--- Begin ENTRIES SUPPLIED ---

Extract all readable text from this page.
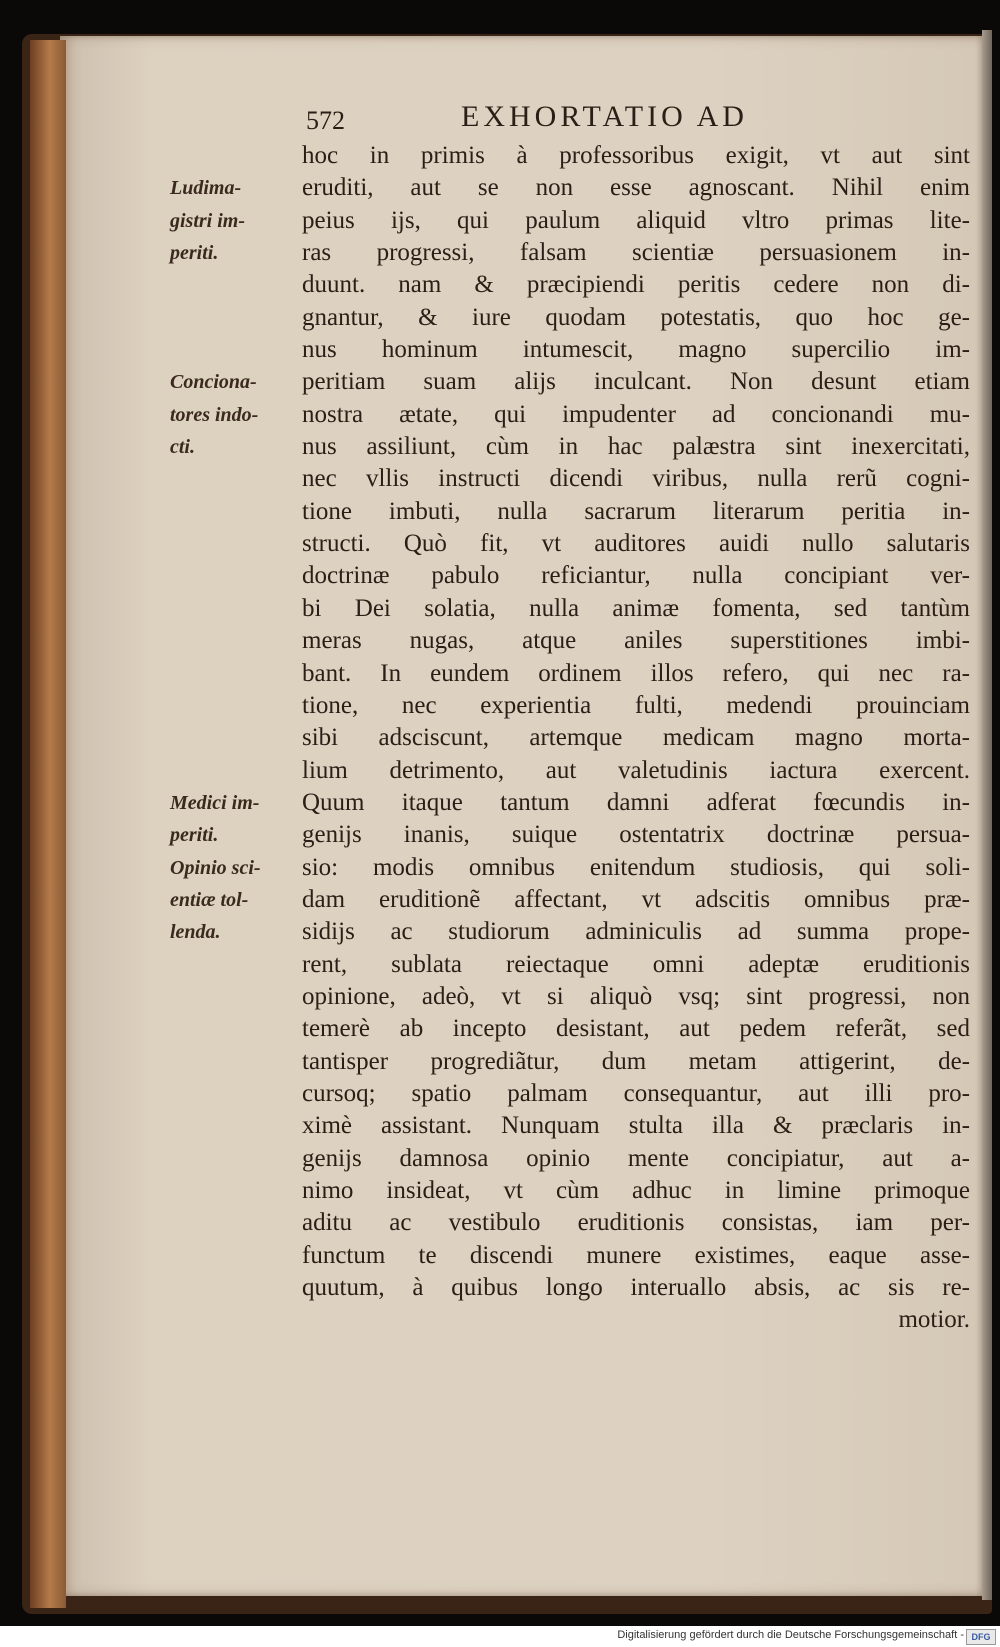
572	EXHORTATIO AD
hoc in primis à professoribus exigit, vt aut sint
eruditi, aut se non esse agnoscant. Nihil enim
peius ijs, qui paulum aliquid vltro primas lite-
ras progressi, falsam scientiæ persuasionem in-
duunt. nam & præcipiendi peritis cedere non di-
gnantur, & iure quodam potestatis, quo hoc ge-
nus hominum intumescit, magno supercilio im-
peritiam suam alijs inculcant. Non desunt etiam
nostra ætate, qui impudenter ad concionandi mu-
nus assiliunt, cùm in hac palæstra sint inexercitati,
nec vllis instructi dicendi viribus, nulla rerũ cogni-
tione imbuti, nulla sacrarum literarum peritia in-
structi. Quò fit, vt auditores auidi nullo salutaris
doctrinæ pabulo reficiantur, nulla concipiant ver-
bi Dei solatia, nulla animæ fomenta, sed tantùm
meras nugas, atque aniles superstitiones imbi-
bant. In eundem ordinem illos refero, qui nec ra-
tione, nec experientia fulti, medendi prouinciam
sibi adsciscunt, artemque medicam magno morta-
lium detrimento, aut valetudinis iactura exercent.
Quum itaque tantum damni adferat fœcundis in-
genijs inanis, suique ostentatrix doctrinæ persua-
sio: modis omnibus enitendum studiosis, qui soli-
dam eruditionẽ affectant, vt adscitis omnibus præ-
sidijs ac studiorum adminiculis ad summa prope-
rent, sublata reiectaque omni adeptæ eruditionis
opinione, adeò, vt si aliquò vsq; sint progressi, non
temerè ab incepto desistant, aut pedem referãt, sed
tantisper progrediãtur, dum metam attigerint, de-
cursoq; spatio palmam consequantur, aut illi pro-
ximè assistant. Nunquam stulta illa & præclaris in-
genijs damnosa opinio mente concipiatur, aut a-
nimo insideat, vt cùm adhuc in limine primoque
aditu ac vestibulo eruditionis consistas, iam per-
functum te discendi munere existimes, eaque asse-
quutum, à quibus longo interuallo absis, ac sis re-
motior.
Ludima-
gistri im-
periti.
Conciona-
tores indo-
cti.
Medici im-
periti.
Opinio sci-
entiæ tol-
lenda.
Digitalisierung gefördert durch die Deutsche Forschungsgemeinschaft - DFG
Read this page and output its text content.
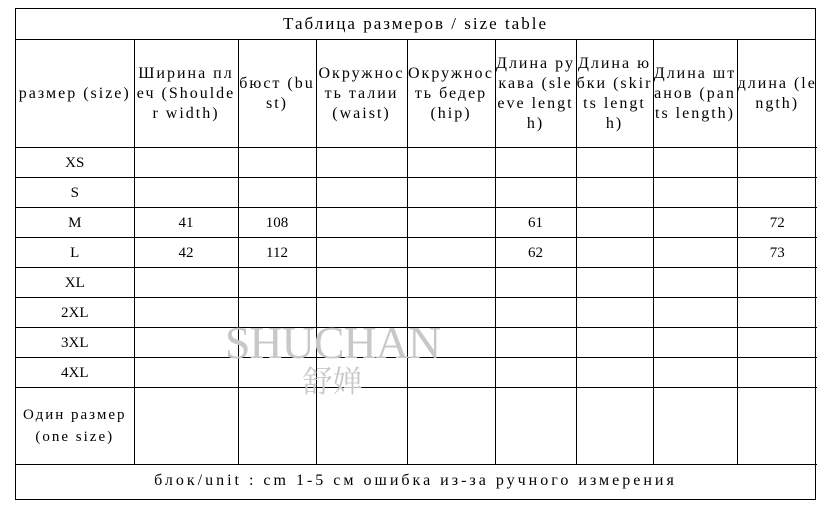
Таблица размеров / size table
размер (size)	Ширина плеч (Shoulder width)	бюст (bust)	Окружность талии (waist)	Окружность бедер (hip)	Длина рукава (sleeve length)	Длина юбки (skirts length)	Длина штанов (pants length)	длина (length)

XS								
S								
M	41	108			61			72
L	42	112			62			73
XL								
2XL								
3XL								
4XL								
Один размер (one size)								
блок/unit : cm 1-5 см ошибка из-за ручного измерения
SHUCHAN
舒婵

--- End ENTRIES SUPPLIED ---

PROMPT
Identify each line in the records above that contains the word "nulla", and copy it out in full.

IN RESPONSE
nec vllis instructi dicendi viribus, nulla rerũ cogni-
tione imbuti, nulla sacrarum literarum peritia in-
doctrinæ pabulo reficiantur, nulla concipiant ver-
bi Dei solatia, nulla animæ fomenta, sed tantùm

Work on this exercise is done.